AIM OF THE EXERCISE → Every line that holds "pass" should be shown.

LISTED RECORDS →
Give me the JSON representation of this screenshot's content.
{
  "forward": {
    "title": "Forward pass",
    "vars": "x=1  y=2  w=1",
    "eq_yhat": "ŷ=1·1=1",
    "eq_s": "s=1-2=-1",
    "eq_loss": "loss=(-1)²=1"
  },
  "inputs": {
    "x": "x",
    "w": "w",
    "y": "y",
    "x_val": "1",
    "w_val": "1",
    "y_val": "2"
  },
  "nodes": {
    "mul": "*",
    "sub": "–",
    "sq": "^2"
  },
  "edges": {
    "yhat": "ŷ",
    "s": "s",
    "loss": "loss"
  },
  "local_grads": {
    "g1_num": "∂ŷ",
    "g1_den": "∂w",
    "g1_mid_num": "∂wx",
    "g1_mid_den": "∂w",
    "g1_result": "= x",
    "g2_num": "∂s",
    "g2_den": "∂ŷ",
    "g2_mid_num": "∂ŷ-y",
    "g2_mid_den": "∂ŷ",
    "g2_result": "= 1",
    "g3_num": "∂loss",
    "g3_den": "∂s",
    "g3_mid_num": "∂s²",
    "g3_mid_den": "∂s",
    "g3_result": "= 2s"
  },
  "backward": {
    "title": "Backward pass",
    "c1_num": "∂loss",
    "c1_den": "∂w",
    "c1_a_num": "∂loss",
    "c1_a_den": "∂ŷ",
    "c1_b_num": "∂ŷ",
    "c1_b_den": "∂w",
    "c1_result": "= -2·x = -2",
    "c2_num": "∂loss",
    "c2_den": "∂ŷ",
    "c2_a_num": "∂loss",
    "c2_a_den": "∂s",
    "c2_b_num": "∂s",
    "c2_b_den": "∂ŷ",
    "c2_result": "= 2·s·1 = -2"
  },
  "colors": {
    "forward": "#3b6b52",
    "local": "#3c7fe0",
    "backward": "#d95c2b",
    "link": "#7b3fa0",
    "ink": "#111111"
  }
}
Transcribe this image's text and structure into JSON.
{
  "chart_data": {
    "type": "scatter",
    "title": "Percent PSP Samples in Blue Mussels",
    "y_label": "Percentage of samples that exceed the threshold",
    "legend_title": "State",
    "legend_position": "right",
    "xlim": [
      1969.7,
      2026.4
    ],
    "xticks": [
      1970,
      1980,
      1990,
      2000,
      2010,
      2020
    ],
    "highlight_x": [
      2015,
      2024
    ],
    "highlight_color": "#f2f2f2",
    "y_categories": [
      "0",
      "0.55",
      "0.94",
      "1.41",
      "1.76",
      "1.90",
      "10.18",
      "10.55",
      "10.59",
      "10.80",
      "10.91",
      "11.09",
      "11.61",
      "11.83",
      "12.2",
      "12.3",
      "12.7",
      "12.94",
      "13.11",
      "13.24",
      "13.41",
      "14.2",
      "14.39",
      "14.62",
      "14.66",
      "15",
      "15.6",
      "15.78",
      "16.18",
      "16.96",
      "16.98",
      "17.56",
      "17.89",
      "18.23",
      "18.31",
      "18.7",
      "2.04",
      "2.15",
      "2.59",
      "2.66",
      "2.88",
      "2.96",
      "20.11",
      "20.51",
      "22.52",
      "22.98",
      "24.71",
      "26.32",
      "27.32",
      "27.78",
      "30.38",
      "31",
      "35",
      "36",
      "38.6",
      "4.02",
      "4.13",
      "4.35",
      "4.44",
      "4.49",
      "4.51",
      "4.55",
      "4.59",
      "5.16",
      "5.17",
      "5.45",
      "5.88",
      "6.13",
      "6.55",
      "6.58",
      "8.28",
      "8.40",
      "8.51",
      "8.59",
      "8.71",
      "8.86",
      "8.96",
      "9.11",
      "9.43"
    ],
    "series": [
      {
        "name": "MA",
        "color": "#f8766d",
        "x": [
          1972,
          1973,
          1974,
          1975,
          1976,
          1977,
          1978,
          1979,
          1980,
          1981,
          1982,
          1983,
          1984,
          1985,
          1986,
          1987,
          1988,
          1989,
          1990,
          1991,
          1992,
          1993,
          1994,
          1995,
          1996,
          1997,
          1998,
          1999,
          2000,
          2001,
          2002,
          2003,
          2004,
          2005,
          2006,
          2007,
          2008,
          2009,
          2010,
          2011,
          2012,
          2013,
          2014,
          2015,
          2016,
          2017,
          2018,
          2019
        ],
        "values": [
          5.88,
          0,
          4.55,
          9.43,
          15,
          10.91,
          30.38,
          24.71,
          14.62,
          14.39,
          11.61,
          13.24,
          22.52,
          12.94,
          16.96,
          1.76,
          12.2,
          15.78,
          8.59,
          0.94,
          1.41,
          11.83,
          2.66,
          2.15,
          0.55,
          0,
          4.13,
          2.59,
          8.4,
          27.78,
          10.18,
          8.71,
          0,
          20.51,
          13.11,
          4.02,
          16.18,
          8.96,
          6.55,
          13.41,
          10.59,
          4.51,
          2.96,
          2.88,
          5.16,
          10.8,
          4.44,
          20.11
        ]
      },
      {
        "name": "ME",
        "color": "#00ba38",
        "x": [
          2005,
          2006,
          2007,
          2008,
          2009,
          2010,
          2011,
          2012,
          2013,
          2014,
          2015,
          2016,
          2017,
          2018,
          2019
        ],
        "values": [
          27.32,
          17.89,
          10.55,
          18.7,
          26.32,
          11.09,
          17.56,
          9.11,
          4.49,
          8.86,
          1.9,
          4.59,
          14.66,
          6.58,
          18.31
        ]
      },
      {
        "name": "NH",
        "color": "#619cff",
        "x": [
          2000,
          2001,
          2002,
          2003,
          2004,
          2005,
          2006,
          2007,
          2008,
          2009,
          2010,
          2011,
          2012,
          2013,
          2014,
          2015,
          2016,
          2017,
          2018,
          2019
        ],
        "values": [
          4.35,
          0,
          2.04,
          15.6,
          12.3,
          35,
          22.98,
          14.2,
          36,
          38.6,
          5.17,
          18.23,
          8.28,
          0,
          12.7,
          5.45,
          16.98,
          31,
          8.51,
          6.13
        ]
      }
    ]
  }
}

RESULT OF THIS TASK →
    "title": "Forward pass",
    "title": "Backward pass",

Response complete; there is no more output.